Records from a dataset:
• • • • • • •

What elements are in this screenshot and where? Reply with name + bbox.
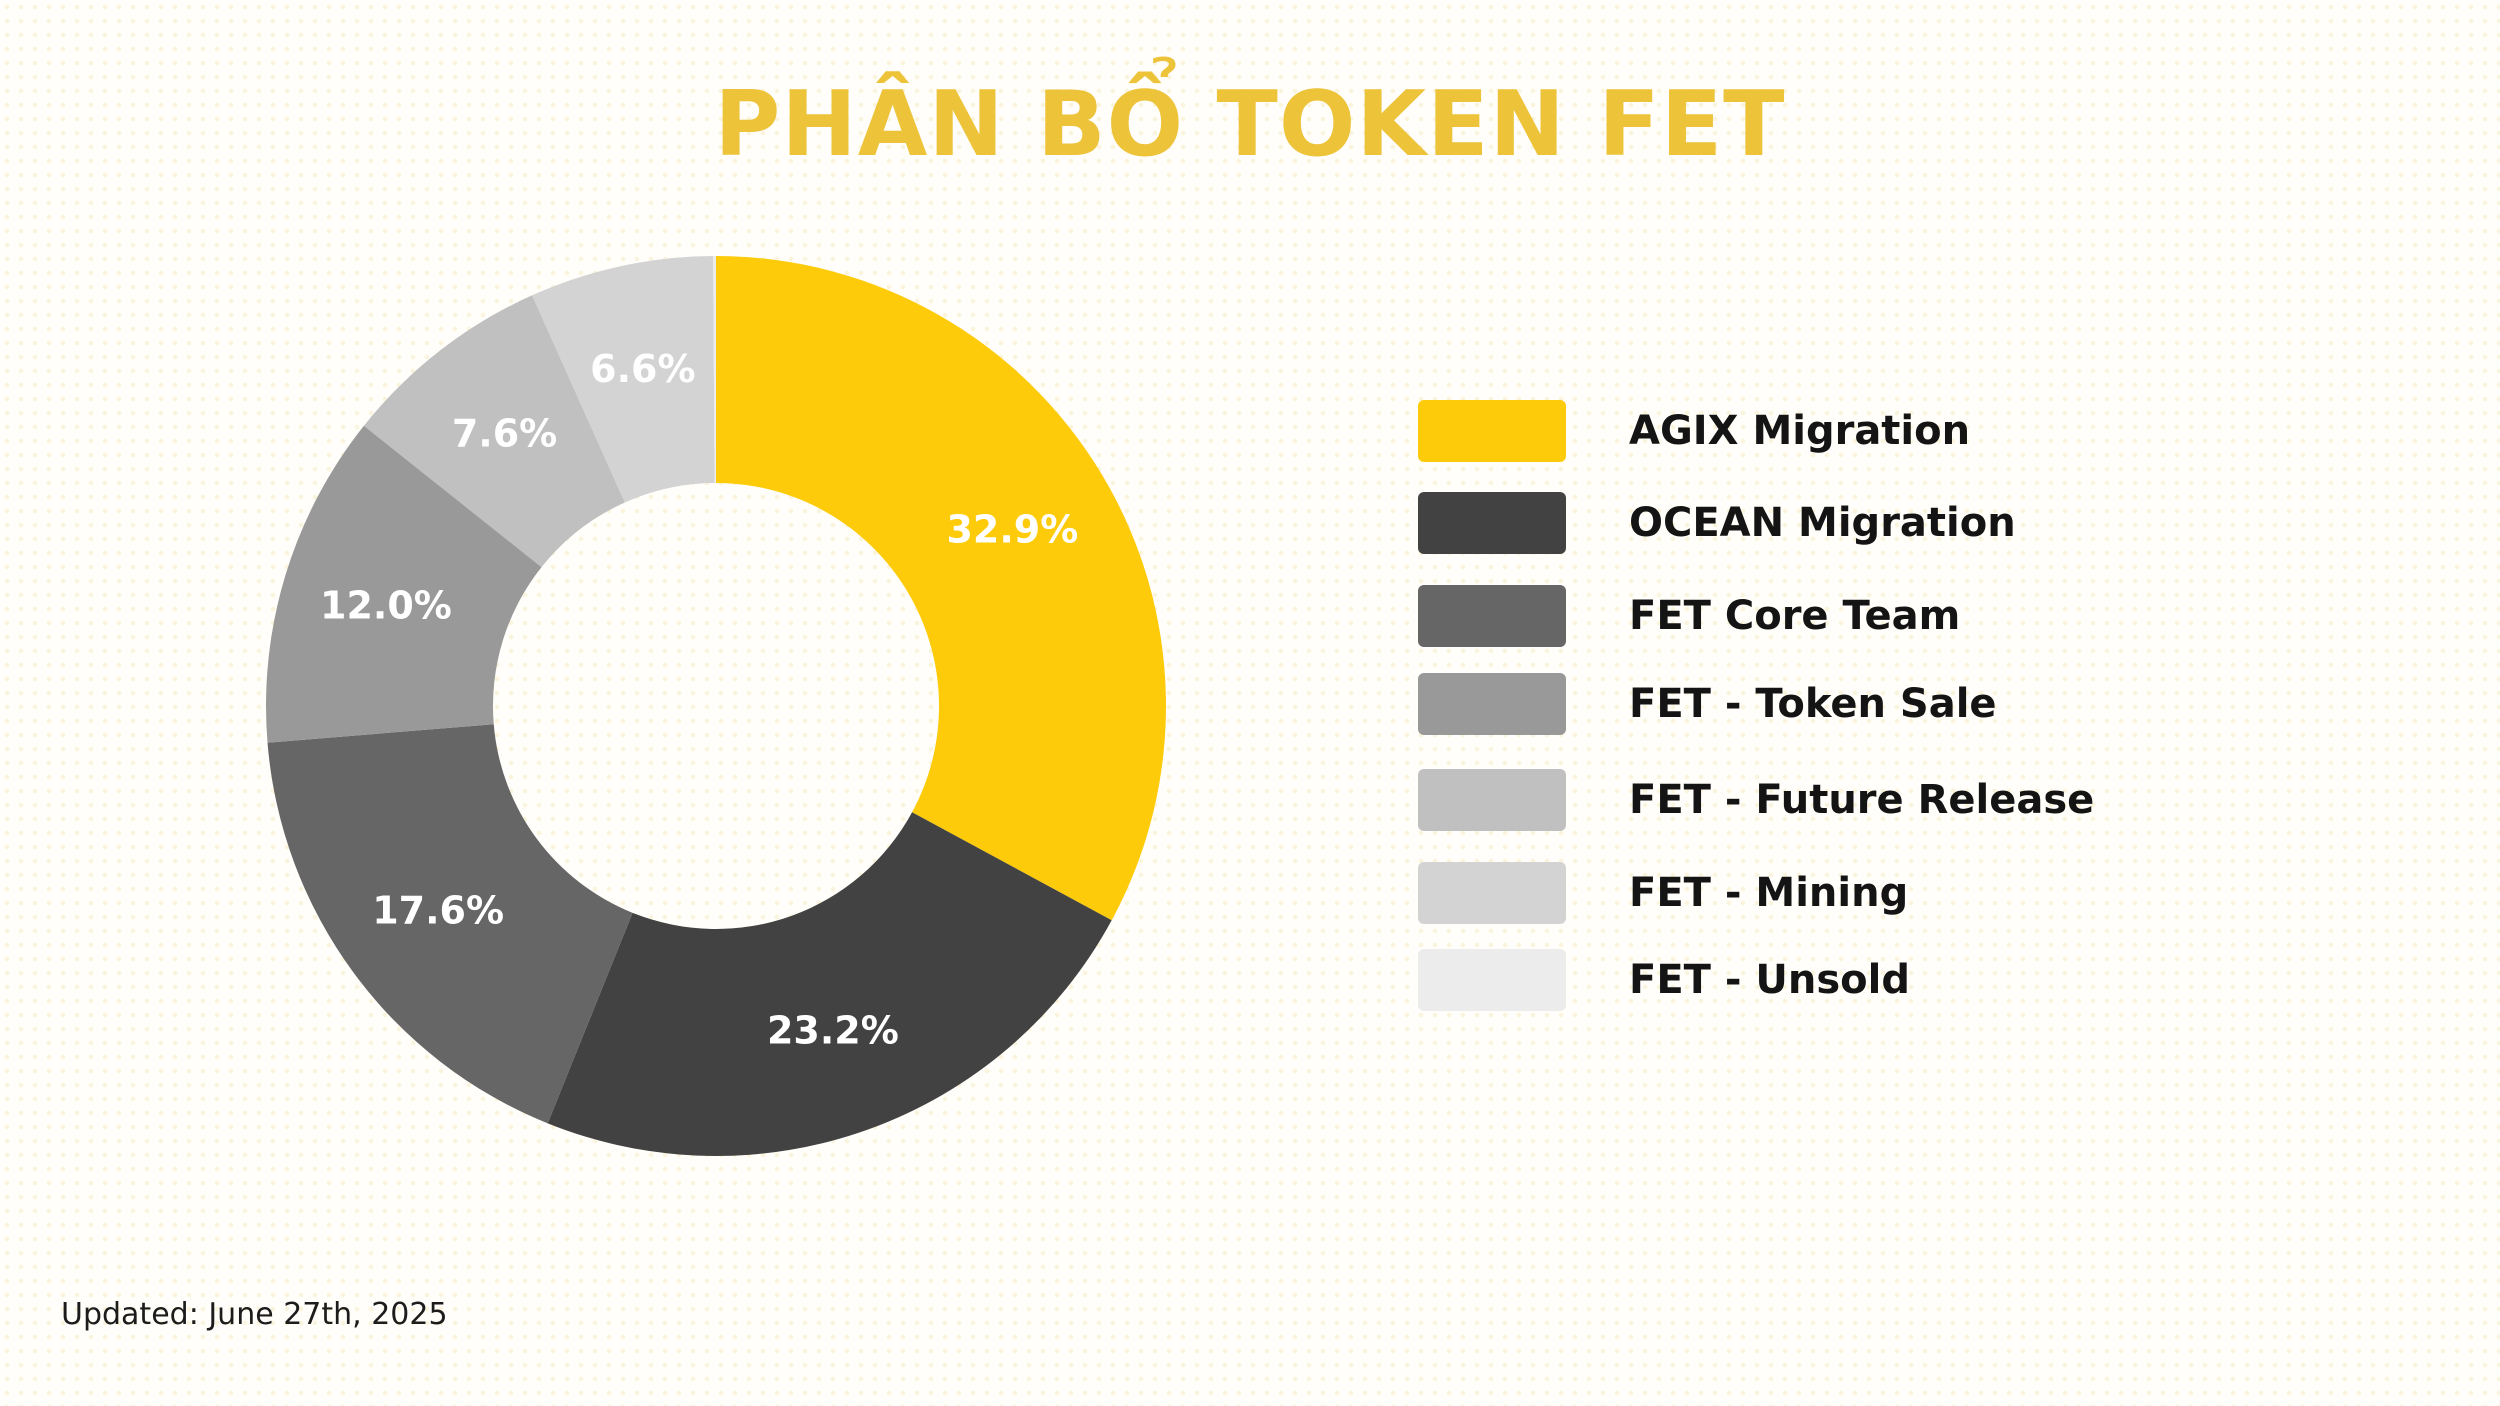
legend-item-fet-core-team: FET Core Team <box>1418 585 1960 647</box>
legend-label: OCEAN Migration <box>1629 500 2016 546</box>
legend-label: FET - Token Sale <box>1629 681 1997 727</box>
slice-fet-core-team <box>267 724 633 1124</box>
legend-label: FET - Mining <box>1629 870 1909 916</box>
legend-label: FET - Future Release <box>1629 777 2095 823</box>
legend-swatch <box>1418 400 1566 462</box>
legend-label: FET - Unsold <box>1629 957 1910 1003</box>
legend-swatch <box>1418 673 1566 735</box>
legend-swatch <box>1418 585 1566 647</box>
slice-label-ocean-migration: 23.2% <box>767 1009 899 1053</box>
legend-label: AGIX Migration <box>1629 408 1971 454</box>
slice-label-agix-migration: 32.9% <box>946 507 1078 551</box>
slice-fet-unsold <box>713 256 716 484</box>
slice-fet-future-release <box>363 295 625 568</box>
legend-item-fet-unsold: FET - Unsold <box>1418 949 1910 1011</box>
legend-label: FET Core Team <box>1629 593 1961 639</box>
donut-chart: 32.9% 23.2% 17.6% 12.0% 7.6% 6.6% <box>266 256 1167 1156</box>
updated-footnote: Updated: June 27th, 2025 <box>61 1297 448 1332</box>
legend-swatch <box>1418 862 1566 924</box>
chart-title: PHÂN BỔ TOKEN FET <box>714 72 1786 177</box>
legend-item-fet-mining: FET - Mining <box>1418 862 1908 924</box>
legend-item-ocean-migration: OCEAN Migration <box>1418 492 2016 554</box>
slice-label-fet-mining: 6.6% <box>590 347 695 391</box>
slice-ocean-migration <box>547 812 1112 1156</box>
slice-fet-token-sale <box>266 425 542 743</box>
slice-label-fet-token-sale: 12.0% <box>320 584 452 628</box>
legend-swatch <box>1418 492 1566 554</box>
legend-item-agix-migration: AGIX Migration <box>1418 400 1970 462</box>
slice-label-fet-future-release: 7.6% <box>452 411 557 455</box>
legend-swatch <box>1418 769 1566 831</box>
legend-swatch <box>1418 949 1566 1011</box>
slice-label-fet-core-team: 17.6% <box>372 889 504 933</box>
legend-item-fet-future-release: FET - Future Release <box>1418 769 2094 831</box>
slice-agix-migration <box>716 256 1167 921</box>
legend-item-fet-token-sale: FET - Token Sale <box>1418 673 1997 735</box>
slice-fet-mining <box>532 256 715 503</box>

• • • • • • •

Change every "legend-swatch" in the listing to "legend-color-box" and keep everything else the same. Don't include the pictures.

What elements are in this screenshot and where? Reply with name + bbox.
legend-item-fet-core-team: FET Core Team <box>1418 585 1960 647</box>
legend-label: OCEAN Migration <box>1629 500 2016 546</box>
legend-label: FET - Token Sale <box>1629 681 1997 727</box>
slice-fet-core-team <box>267 724 633 1124</box>
legend-label: FET - Mining <box>1629 870 1909 916</box>
legend-label: FET - Future Release <box>1629 777 2095 823</box>
legend-color-box <box>1418 400 1566 462</box>
legend-label: FET - Unsold <box>1629 957 1910 1003</box>
legend-color-box <box>1418 673 1566 735</box>
legend-color-box <box>1418 585 1566 647</box>
slice-label-ocean-migration: 23.2% <box>767 1009 899 1053</box>
legend-label: AGIX Migration <box>1629 408 1971 454</box>
slice-label-agix-migration: 32.9% <box>946 507 1078 551</box>
slice-fet-unsold <box>713 256 716 484</box>
slice-fet-future-release <box>363 295 625 568</box>
legend-item-fet-unsold: FET - Unsold <box>1418 949 1910 1011</box>
legend-label: FET Core Team <box>1629 593 1961 639</box>
donut-chart: 32.9% 23.2% 17.6% 12.0% 7.6% 6.6% <box>266 256 1167 1156</box>
updated-footnote: Updated: June 27th, 2025 <box>61 1297 448 1332</box>
legend-color-box <box>1418 862 1566 924</box>
chart-title: PHÂN BỔ TOKEN FET <box>714 72 1786 177</box>
legend-item-fet-mining: FET - Mining <box>1418 862 1908 924</box>
legend-item-ocean-migration: OCEAN Migration <box>1418 492 2016 554</box>
slice-label-fet-mining: 6.6% <box>590 347 695 391</box>
slice-ocean-migration <box>547 812 1112 1156</box>
slice-fet-token-sale <box>266 425 542 743</box>
slice-label-fet-token-sale: 12.0% <box>320 584 452 628</box>
legend-color-box <box>1418 492 1566 554</box>
legend-item-agix-migration: AGIX Migration <box>1418 400 1970 462</box>
slice-label-fet-future-release: 7.6% <box>452 411 557 455</box>
legend-color-box <box>1418 769 1566 831</box>
legend-color-box <box>1418 949 1566 1011</box>
slice-label-fet-core-team: 17.6% <box>372 889 504 933</box>
legend-item-fet-future-release: FET - Future Release <box>1418 769 2094 831</box>
slice-agix-migration <box>716 256 1167 921</box>
legend-item-fet-token-sale: FET - Token Sale <box>1418 673 1997 735</box>
slice-fet-mining <box>532 256 715 503</box>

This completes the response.